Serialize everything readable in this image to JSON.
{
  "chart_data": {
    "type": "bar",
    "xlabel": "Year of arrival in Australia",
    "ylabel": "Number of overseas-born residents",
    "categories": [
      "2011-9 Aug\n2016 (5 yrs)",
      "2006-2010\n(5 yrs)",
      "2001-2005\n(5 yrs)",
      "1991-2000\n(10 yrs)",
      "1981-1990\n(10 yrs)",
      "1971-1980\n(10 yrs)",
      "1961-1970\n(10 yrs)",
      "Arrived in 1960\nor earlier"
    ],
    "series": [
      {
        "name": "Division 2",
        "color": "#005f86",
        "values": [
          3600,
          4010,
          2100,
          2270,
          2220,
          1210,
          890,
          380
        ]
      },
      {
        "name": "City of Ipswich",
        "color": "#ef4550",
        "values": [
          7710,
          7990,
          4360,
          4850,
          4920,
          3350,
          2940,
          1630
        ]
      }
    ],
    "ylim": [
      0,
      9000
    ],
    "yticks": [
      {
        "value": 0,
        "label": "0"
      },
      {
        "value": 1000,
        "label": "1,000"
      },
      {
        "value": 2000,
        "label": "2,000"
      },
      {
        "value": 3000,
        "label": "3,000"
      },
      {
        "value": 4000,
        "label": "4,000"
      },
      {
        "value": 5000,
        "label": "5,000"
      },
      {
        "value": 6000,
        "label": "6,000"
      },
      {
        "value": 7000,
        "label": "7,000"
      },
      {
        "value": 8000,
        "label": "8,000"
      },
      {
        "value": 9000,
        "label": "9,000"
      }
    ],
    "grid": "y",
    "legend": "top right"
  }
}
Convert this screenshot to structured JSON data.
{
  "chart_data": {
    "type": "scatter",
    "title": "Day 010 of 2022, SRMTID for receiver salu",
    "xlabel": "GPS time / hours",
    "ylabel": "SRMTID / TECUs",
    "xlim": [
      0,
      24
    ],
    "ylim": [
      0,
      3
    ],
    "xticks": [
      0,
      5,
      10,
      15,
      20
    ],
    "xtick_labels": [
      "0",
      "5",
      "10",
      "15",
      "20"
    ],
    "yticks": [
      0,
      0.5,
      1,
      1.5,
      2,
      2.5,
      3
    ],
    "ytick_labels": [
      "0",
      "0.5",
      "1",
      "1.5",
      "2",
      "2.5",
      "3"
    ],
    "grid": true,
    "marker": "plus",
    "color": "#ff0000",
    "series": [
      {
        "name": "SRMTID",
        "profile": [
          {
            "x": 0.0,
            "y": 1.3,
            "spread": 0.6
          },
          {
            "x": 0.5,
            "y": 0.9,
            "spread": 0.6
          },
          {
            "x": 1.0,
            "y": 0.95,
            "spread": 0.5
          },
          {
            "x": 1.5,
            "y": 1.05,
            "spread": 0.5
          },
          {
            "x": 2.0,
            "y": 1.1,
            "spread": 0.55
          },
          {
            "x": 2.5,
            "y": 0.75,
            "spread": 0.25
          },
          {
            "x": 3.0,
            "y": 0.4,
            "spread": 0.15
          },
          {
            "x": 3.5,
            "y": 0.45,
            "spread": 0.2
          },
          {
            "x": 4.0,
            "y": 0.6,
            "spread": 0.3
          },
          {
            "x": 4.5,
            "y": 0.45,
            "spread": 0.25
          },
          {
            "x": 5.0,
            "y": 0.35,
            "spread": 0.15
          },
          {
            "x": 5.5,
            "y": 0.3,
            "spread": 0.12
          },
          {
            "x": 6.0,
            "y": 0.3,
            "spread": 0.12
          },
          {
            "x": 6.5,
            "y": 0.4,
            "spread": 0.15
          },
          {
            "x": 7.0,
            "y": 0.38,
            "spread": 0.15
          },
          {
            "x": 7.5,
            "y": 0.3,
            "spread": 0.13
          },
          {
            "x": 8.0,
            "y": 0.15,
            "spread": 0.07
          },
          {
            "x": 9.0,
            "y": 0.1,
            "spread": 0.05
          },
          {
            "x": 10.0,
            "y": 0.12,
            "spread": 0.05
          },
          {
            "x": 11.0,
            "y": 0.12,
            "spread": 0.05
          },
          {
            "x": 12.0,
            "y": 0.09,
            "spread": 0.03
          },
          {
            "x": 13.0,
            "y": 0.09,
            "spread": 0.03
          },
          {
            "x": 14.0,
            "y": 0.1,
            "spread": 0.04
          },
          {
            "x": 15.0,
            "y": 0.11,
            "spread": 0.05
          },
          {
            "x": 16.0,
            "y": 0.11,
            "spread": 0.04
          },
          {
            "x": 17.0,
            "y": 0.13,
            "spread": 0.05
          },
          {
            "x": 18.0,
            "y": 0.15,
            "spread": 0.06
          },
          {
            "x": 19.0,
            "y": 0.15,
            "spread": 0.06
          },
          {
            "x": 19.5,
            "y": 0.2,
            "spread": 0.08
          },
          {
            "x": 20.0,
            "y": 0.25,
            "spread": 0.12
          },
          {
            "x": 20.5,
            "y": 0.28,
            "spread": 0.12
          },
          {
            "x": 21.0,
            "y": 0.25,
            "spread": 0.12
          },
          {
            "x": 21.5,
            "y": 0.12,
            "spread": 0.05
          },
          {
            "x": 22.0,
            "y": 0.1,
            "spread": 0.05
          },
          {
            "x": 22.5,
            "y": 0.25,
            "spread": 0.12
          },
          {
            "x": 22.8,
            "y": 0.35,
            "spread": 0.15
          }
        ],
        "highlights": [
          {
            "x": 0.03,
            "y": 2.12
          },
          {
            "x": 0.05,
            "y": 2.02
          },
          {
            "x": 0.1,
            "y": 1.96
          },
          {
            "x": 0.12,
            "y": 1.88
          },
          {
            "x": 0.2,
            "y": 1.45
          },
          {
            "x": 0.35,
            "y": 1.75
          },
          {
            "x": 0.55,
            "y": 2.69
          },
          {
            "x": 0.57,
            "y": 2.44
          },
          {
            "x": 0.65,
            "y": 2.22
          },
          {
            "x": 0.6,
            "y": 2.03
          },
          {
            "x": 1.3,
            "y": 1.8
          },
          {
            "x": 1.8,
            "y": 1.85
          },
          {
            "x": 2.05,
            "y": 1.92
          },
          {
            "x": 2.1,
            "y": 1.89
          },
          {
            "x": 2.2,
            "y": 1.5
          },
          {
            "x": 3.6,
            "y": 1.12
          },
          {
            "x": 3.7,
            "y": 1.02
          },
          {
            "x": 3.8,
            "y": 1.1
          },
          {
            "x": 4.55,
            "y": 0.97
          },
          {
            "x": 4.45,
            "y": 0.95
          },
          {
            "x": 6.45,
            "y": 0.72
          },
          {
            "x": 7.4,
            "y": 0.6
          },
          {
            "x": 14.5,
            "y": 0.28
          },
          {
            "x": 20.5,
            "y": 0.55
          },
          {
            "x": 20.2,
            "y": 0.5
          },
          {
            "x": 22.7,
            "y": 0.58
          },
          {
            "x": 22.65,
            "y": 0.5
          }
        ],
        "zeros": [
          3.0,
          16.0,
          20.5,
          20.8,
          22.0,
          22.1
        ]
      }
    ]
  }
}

### WHAT THIS TASK INVOLVES
From the records above, extract every line exactly as it stands.

### EXPECTED ANSWER
Serialize everything readable in this image to JSON.
{
  "chart_data": {
    "type": "bar",
    "xlabel": "Year of arrival in Australia",
    "ylabel": "Number of overseas-born residents",
    "categories": [
      "2011-9 Aug\n2016 (5 yrs)",
      "2006-2010\n(5 yrs)",
      "2001-2005\n(5 yrs)",
      "1991-2000\n(10 yrs)",
      "1981-1990\n(10 yrs)",
      "1971-1980\n(10 yrs)",
      "1961-1970\n(10 yrs)",
      "Arrived in 1960\nor earlier"
    ],
    "series": [
      {
        "name": "Division 2",
        "color": "#005f86",
        "values": [
          3600,
          4010,
          2100,
          2270,
          2220,
          1210,
          890,
          380
        ]
      },
      {
        "name": "City of Ipswich",
        "color": "#ef4550",
        "values": [
          7710,
          7990,
          4360,
          4850,
          4920,
          3350,
          2940,
          1630
        ]
      }
    ],
    "ylim": [
      0,
      9000
    ],
    "yticks": [
      {
        "value": 0,
        "label": "0"
      },
      {
        "value": 1000,
        "label": "1,000"
      },
      {
        "value": 2000,
        "label": "2,000"
      },
      {
        "value": 3000,
        "label": "3,000"
      },
      {
        "value": 4000,
        "label": "4,000"
      },
      {
        "value": 5000,
        "label": "5,000"
      },
      {
        "value": 6000,
        "label": "6,000"
      },
      {
        "value": 7000,
        "label": "7,000"
      },
      {
        "value": 8000,
        "label": "8,000"
      },
      {
        "value": 9000,
        "label": "9,000"
      }
    ],
    "grid": "y",
    "legend": "top right"
  }
}
Convert this screenshot to structured JSON data.
{
  "chart_data": {
    "type": "scatter",
    "title": "Day 010 of 2022, SRMTID for receiver salu",
    "xlabel": "GPS time / hours",
    "ylabel": "SRMTID / TECUs",
    "xlim": [
      0,
      24
    ],
    "ylim": [
      0,
      3
    ],
    "xticks": [
      0,
      5,
      10,
      15,
      20
    ],
    "xtick_labels": [
      "0",
      "5",
      "10",
      "15",
      "20"
    ],
    "yticks": [
      0,
      0.5,
      1,
      1.5,
      2,
      2.5,
      3
    ],
    "ytick_labels": [
      "0",
      "0.5",
      "1",
      "1.5",
      "2",
      "2.5",
      "3"
    ],
    "grid": true,
    "marker": "plus",
    "color": "#ff0000",
    "series": [
      {
        "name": "SRMTID",
        "profile": [
          {
            "x": 0.0,
            "y": 1.3,
            "spread": 0.6
          },
          {
            "x": 0.5,
            "y": 0.9,
            "spread": 0.6
          },
          {
            "x": 1.0,
            "y": 0.95,
            "spread": 0.5
          },
          {
            "x": 1.5,
            "y": 1.05,
            "spread": 0.5
          },
          {
            "x": 2.0,
            "y": 1.1,
            "spread": 0.55
          },
          {
            "x": 2.5,
            "y": 0.75,
            "spread": 0.25
          },
          {
            "x": 3.0,
            "y": 0.4,
            "spread": 0.15
          },
          {
            "x": 3.5,
            "y": 0.45,
            "spread": 0.2
          },
          {
            "x": 4.0,
            "y": 0.6,
            "spread": 0.3
          },
          {
            "x": 4.5,
            "y": 0.45,
            "spread": 0.25
          },
          {
            "x": 5.0,
            "y": 0.35,
            "spread": 0.15
          },
          {
            "x": 5.5,
            "y": 0.3,
            "spread": 0.12
          },
          {
            "x": 6.0,
            "y": 0.3,
            "spread": 0.12
          },
          {
            "x": 6.5,
            "y": 0.4,
            "spread": 0.15
          },
          {
            "x": 7.0,
            "y": 0.38,
            "spread": 0.15
          },
          {
            "x": 7.5,
            "y": 0.3,
            "spread": 0.13
          },
          {
            "x": 8.0,
            "y": 0.15,
            "spread": 0.07
          },
          {
            "x": 9.0,
            "y": 0.1,
            "spread": 0.05
          },
          {
            "x": 10.0,
            "y": 0.12,
            "spread": 0.05
          },
          {
            "x": 11.0,
            "y": 0.12,
            "spread": 0.05
          },
          {
            "x": 12.0,
            "y": 0.09,
            "spread": 0.03
          },
          {
            "x": 13.0,
            "y": 0.09,
            "spread": 0.03
          },
          {
            "x": 14.0,
            "y": 0.1,
            "spread": 0.04
          },
          {
            "x": 15.0,
            "y": 0.11,
            "spread": 0.05
          },
          {
            "x": 16.0,
            "y": 0.11,
            "spread": 0.04
          },
          {
            "x": 17.0,
            "y": 0.13,
            "spread": 0.05
          },
          {
            "x": 18.0,
            "y": 0.15,
            "spread": 0.06
          },
          {
            "x": 19.0,
            "y": 0.15,
            "spread": 0.06
          },
          {
            "x": 19.5,
            "y": 0.2,
            "spread": 0.08
          },
          {
            "x": 20.0,
            "y": 0.25,
            "spread": 0.12
          },
          {
            "x": 20.5,
            "y": 0.28,
            "spread": 0.12
          },
          {
            "x": 21.0,
            "y": 0.25,
            "spread": 0.12
          },
          {
            "x": 21.5,
            "y": 0.12,
            "spread": 0.05
          },
          {
            "x": 22.0,
            "y": 0.1,
            "spread": 0.05
          },
          {
            "x": 22.5,
            "y": 0.25,
            "spread": 0.12
          },
          {
            "x": 22.8,
            "y": 0.35,
            "spread": 0.15
          }
        ],
        "highlights": [
          {
            "x": 0.03,
            "y": 2.12
          },
          {
            "x": 0.05,
            "y": 2.02
          },
          {
            "x": 0.1,
            "y": 1.96
          },
          {
            "x": 0.12,
            "y": 1.88
          },
          {
            "x": 0.2,
            "y": 1.45
          },
          {
            "x": 0.35,
            "y": 1.75
          },
          {
            "x": 0.55,
            "y": 2.69
          },
          {
            "x": 0.57,
            "y": 2.44
          },
          {
            "x": 0.65,
            "y": 2.22
          },
          {
            "x": 0.6,
            "y": 2.03
          },
          {
            "x": 1.3,
            "y": 1.8
          },
          {
            "x": 1.8,
            "y": 1.85
          },
          {
            "x": 2.05,
            "y": 1.92
          },
          {
            "x": 2.1,
            "y": 1.89
          },
          {
            "x": 2.2,
            "y": 1.5
          },
          {
            "x": 3.6,
            "y": 1.12
          },
          {
            "x": 3.7,
            "y": 1.02
          },
          {
            "x": 3.8,
            "y": 1.1
          },
          {
            "x": 4.55,
            "y": 0.97
          },
          {
            "x": 4.45,
            "y": 0.95
          },
          {
            "x": 6.45,
            "y": 0.72
          },
          {
            "x": 7.4,
            "y": 0.6
          },
          {
            "x": 14.5,
            "y": 0.28
          },
          {
            "x": 20.5,
            "y": 0.55
          },
          {
            "x": 20.2,
            "y": 0.5
          },
          {
            "x": 22.7,
            "y": 0.58
          },
          {
            "x": 22.65,
            "y": 0.5
          }
        ],
        "zeros": [
          3.0,
          16.0,
          20.5,
          20.8,
          22.0,
          22.1
        ]
      }
    ]
  }
}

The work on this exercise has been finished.